| PROBLEM DESCRIPTION |
Give the records back in full, exactly as they read.

| ENTRIES PROVIDED |
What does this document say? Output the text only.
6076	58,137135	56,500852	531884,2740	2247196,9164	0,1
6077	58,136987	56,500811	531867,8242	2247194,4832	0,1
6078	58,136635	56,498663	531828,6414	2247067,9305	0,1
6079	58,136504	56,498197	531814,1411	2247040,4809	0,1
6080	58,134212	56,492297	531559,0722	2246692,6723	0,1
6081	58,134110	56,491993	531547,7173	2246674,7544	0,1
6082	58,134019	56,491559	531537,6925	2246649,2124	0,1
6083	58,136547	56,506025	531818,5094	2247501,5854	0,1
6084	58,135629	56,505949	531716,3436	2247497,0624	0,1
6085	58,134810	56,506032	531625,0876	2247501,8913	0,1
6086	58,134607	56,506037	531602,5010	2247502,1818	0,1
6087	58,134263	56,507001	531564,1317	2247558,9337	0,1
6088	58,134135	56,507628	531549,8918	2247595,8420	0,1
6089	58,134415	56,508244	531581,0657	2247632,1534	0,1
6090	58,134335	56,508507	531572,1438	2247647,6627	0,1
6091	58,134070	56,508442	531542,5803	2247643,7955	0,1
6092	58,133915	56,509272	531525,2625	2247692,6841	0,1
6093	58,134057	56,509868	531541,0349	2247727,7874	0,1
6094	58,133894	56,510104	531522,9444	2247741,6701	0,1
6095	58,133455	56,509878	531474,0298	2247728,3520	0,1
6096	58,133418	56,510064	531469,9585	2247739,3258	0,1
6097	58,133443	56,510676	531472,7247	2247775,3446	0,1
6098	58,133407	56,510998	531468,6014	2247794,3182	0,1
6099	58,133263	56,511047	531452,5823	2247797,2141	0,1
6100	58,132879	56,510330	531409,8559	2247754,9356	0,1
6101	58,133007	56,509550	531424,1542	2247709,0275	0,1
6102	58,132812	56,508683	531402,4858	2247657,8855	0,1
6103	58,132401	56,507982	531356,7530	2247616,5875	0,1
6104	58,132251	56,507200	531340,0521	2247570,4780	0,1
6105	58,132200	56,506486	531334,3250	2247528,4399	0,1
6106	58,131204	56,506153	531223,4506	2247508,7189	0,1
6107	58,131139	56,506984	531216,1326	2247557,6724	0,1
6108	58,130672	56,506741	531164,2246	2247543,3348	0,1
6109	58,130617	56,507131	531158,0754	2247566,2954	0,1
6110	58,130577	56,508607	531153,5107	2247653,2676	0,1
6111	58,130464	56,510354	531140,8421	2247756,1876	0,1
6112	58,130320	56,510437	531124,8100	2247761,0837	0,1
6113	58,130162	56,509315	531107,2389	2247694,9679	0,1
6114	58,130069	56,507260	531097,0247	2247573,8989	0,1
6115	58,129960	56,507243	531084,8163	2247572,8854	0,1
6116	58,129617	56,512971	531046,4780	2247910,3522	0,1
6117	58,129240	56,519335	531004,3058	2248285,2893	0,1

| OUTPUT |
What does this document say? Output the text only.
6076	58,137135	56,500852	531884,2740	2247196,9164	0,1
6077	58,136987	56,500811	531867,8242	2247194,4832	0,1
6078	58,136635	56,498663	531828,6414	2247067,9305	0,1
6079	58,136504	56,498197	531814,1411	2247040,4809	0,1
6080	58,134212	56,492297	531559,0722	2246692,6723	0,1
6081	58,134110	56,491993	531547,7173	2246674,7544	0,1
6082	58,134019	56,491559	531537,6925	2246649,2124	0,1
6083	58,136547	56,506025	531818,5094	2247501,5854	0,1
6084	58,135629	56,505949	531716,3436	2247497,0624	0,1
6085	58,134810	56,506032	531625,0876	2247501,8913	0,1
6086	58,134607	56,506037	531602,5010	2247502,1818	0,1
6087	58,134263	56,507001	531564,1317	2247558,9337	0,1
6088	58,134135	56,507628	531549,8918	2247595,8420	0,1
6089	58,134415	56,508244	531581,0657	2247632,1534	0,1
6090	58,134335	56,508507	531572,1438	2247647,6627	0,1
6091	58,134070	56,508442	531542,5803	2247643,7955	0,1
6092	58,133915	56,509272	531525,2625	2247692,6841	0,1
6093	58,134057	56,509868	531541,0349	2247727,7874	0,1
6094	58,133894	56,510104	531522,9444	2247741,6701	0,1
6095	58,133455	56,509878	531474,0298	2247728,3520	0,1
6096	58,133418	56,510064	531469,9585	2247739,3258	0,1
6097	58,133443	56,510676	531472,7247	2247775,3446	0,1
6098	58,133407	56,510998	531468,6014	2247794,3182	0,1
6099	58,133263	56,511047	531452,5823	2247797,2141	0,1
6100	58,132879	56,510330	531409,8559	2247754,9356	0,1
6101	58,133007	56,509550	531424,1542	2247709,0275	0,1
6102	58,132812	56,508683	531402,4858	2247657,8855	0,1
6103	58,132401	56,507982	531356,7530	2247616,5875	0,1
6104	58,132251	56,507200	531340,0521	2247570,4780	0,1
6105	58,132200	56,506486	531334,3250	2247528,4399	0,1
6106	58,131204	56,506153	531223,4506	2247508,7189	0,1
6107	58,131139	56,506984	531216,1326	2247557,6724	0,1
6108	58,130672	56,506741	531164,2246	2247543,3348	0,1
6109	58,130617	56,507131	531158,0754	2247566,2954	0,1
6110	58,130577	56,508607	531153,5107	2247653,2676	0,1
6111	58,130464	56,510354	531140,8421	2247756,1876	0,1
6112	58,130320	56,510437	531124,8100	2247761,0837	0,1
6113	58,130162	56,509315	531107,2389	2247694,9679	0,1
6114	58,130069	56,507260	531097,0247	2247573,8989	0,1
6115	58,129960	56,507243	531084,8163	2247572,8854	0,1
6116	58,129617	56,512971	531046,4780	2247910,3522	0,1
6117	58,129240	56,519335	531004,3058	2248285,2893	0,1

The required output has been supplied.